━━ DATA FOR THE TASK

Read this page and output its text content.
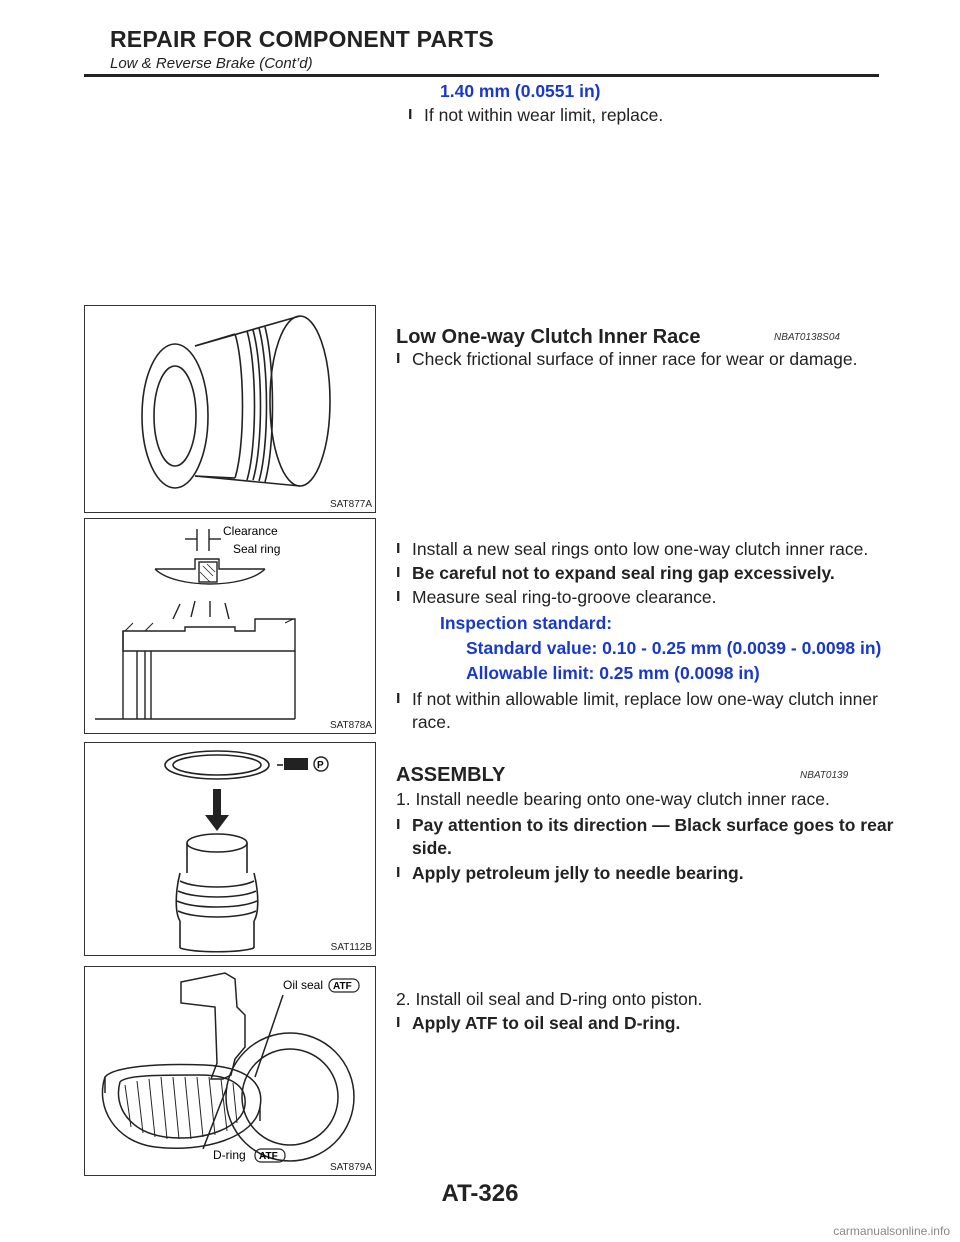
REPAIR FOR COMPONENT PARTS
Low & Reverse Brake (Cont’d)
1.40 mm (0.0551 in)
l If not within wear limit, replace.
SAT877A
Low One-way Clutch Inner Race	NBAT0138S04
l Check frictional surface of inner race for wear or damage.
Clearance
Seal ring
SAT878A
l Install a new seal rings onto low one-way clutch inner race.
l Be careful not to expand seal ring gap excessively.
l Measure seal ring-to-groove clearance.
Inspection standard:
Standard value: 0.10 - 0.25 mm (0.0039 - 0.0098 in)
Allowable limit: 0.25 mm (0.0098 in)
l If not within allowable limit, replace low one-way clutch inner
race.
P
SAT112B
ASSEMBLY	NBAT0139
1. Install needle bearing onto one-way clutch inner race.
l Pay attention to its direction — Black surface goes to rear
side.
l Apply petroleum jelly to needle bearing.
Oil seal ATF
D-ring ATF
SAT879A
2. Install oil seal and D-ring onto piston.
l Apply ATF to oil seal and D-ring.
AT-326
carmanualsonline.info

━━━━

## WHAT YOU NEED TO DO
Transcribe the material exactly, leaving every picture out.

## ANSWER TO THE TASK
Read this page and output its text content.
REPAIR FOR COMPONENT PARTS
Low & Reverse Brake (Cont’d)
1.40 mm (0.0551 in)
l If not within wear limit, replace.
SAT877A
Low One-way Clutch Inner Race	NBAT0138S04
l Check frictional surface of inner race for wear or damage.
Clearance
Seal ring
SAT878A
l Install a new seal rings onto low one-way clutch inner race.
l Be careful not to expand seal ring gap excessively.
l Measure seal ring-to-groove clearance.
Inspection standard:
Standard value: 0.10 - 0.25 mm (0.0039 - 0.0098 in)
Allowable limit: 0.25 mm (0.0098 in)
l If not within allowable limit, replace low one-way clutch inner
race.
P
SAT112B
ASSEMBLY	NBAT0139
1. Install needle bearing onto one-way clutch inner race.
l Pay attention to its direction — Black surface goes to rear
side.
l Apply petroleum jelly to needle bearing.
Oil seal ATF
D-ring ATF
SAT879A
2. Install oil seal and D-ring onto piston.
l Apply ATF to oil seal and D-ring.
AT-326
carmanualsonline.info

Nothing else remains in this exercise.